**Records for this task**

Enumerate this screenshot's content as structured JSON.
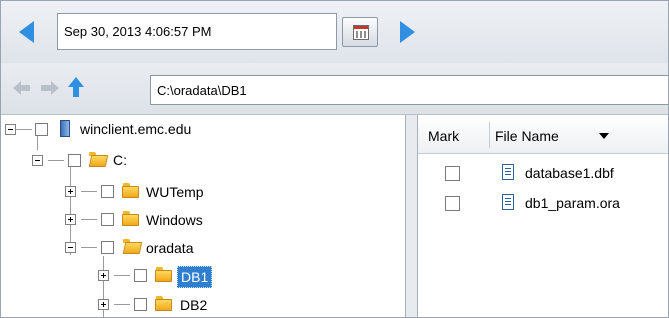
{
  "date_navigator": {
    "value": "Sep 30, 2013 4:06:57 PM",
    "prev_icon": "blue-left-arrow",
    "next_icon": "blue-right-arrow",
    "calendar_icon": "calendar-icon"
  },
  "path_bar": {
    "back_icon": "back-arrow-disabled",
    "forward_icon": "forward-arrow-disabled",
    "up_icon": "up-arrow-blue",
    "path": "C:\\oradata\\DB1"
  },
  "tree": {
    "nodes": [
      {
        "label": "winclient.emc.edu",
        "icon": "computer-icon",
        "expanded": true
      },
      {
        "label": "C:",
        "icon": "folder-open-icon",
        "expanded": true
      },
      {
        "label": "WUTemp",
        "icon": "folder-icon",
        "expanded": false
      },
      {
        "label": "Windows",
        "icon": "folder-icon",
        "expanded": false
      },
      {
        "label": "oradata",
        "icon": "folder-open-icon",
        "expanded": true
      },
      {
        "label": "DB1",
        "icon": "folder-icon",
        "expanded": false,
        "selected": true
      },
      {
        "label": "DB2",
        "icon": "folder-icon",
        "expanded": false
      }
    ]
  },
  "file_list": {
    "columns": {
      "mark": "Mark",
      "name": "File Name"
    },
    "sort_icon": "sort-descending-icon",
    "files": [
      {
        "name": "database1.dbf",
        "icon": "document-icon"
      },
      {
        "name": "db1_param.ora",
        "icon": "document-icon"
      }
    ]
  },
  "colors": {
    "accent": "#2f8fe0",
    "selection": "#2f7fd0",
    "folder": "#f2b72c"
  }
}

**Directive**
Pull out the lines above in which the word "blue" appears.

**Answer below**
    "prev_icon": "blue-left-arrow",
    "next_icon": "blue-right-arrow",
    "up_icon": "up-arrow-blue",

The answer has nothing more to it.